• Task details: From the entries below, gather every line containing the string "Applied".
***** Material
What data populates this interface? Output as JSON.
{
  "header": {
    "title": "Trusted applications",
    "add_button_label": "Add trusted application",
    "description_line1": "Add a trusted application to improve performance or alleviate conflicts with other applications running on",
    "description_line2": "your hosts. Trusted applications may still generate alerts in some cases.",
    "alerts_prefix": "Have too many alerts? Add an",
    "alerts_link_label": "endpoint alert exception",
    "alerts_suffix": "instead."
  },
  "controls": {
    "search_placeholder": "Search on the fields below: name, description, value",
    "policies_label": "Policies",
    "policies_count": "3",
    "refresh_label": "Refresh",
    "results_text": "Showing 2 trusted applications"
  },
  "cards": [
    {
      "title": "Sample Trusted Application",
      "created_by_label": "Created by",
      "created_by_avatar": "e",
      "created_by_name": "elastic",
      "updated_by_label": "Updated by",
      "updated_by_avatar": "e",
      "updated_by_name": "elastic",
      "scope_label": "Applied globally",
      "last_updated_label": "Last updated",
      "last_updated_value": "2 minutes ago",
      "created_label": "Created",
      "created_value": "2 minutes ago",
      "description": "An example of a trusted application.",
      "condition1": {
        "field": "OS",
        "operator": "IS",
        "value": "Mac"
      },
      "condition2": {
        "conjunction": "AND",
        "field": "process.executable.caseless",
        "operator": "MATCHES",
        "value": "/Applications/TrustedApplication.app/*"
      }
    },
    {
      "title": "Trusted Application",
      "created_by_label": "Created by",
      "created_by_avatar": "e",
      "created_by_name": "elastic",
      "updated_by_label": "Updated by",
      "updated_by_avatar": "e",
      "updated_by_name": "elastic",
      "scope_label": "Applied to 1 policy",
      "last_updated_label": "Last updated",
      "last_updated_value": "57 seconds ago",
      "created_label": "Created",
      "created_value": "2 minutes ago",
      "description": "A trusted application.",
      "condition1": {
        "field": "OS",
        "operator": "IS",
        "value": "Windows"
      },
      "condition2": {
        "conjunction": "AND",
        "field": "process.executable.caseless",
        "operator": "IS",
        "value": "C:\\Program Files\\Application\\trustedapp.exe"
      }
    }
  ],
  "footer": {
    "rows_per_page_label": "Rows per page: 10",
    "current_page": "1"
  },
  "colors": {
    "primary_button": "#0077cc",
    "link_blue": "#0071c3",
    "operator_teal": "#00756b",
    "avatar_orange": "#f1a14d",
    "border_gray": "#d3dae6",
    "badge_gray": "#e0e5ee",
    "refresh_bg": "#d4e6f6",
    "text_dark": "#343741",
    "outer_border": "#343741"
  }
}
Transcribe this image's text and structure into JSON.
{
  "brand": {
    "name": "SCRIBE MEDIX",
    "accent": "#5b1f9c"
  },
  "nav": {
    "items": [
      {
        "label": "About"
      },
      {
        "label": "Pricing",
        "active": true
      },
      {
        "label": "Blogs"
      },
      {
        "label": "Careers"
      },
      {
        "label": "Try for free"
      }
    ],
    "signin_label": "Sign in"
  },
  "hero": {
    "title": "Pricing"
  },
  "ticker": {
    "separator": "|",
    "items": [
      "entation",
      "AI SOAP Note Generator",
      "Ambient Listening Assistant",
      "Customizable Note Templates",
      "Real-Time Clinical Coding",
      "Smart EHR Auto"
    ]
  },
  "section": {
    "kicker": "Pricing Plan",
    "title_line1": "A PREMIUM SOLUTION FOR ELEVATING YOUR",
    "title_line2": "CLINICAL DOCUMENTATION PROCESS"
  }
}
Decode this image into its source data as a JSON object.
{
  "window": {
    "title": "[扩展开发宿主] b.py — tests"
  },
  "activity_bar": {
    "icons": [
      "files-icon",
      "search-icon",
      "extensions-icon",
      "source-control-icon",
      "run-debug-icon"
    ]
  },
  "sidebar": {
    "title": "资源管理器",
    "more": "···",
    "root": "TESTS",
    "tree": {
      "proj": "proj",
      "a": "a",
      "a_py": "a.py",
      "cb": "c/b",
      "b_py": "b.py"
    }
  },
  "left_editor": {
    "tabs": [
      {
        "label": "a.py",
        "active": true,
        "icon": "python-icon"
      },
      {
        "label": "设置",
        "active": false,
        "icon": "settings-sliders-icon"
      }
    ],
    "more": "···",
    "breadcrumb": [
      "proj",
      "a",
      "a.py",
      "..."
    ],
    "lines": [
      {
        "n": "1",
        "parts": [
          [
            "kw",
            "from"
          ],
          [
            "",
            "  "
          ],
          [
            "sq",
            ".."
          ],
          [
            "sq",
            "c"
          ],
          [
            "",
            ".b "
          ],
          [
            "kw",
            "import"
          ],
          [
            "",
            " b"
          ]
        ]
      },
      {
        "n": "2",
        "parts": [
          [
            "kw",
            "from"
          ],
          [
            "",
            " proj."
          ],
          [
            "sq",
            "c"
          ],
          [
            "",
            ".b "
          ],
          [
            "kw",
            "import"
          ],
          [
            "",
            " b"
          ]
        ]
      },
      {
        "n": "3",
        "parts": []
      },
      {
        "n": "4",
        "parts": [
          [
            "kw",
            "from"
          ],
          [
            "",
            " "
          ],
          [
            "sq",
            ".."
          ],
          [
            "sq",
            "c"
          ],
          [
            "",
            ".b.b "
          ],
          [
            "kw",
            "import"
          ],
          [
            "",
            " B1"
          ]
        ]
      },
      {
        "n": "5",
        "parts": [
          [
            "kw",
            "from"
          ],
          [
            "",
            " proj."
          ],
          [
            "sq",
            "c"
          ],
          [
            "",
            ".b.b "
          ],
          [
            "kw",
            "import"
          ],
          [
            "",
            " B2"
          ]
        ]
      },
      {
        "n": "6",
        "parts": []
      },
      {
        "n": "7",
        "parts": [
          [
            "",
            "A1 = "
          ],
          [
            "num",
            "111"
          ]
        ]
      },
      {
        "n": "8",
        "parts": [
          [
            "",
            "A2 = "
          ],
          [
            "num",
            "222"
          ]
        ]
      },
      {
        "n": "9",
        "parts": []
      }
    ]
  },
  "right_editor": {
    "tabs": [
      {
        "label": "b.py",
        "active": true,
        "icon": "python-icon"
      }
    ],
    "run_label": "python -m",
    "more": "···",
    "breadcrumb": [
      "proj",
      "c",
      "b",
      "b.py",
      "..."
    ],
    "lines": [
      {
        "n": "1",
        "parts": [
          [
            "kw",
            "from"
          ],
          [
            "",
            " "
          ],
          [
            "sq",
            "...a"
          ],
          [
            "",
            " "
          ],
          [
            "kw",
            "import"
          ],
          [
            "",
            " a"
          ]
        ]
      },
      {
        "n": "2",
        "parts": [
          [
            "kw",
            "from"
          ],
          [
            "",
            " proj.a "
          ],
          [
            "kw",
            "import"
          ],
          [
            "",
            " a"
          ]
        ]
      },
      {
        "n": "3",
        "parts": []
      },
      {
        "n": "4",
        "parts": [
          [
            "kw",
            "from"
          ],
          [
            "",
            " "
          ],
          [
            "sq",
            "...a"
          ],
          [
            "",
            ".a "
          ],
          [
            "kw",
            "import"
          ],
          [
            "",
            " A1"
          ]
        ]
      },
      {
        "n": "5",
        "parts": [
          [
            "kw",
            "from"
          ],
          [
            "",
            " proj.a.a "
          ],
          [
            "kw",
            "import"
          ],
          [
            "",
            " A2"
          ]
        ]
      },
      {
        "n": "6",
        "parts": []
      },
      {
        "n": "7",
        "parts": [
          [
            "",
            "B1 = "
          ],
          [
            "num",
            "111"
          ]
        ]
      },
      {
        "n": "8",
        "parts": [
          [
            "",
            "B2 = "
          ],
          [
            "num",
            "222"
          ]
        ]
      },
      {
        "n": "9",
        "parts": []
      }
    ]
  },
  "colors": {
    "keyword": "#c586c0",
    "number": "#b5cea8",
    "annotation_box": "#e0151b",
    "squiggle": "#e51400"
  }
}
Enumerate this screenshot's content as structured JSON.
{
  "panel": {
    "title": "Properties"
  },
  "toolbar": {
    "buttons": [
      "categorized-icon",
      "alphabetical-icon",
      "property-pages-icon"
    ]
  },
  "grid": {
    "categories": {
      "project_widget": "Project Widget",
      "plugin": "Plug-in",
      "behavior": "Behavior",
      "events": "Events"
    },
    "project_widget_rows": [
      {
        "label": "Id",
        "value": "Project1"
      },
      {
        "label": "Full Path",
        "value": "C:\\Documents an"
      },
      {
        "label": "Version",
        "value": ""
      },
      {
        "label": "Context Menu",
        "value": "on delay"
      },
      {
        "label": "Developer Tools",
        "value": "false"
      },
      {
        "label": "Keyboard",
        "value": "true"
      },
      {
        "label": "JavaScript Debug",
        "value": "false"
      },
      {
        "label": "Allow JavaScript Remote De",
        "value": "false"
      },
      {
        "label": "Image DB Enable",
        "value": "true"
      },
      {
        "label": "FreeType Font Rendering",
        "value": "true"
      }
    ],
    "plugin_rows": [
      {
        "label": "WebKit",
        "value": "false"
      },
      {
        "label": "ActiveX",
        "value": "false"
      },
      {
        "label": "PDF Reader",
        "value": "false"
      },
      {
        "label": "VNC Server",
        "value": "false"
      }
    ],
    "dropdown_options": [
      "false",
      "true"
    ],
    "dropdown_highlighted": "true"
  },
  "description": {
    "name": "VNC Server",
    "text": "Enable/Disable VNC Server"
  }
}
**********
• Task output:
      "scope_label": "Applied globally",
      "scope_label": "Applied to 1 policy",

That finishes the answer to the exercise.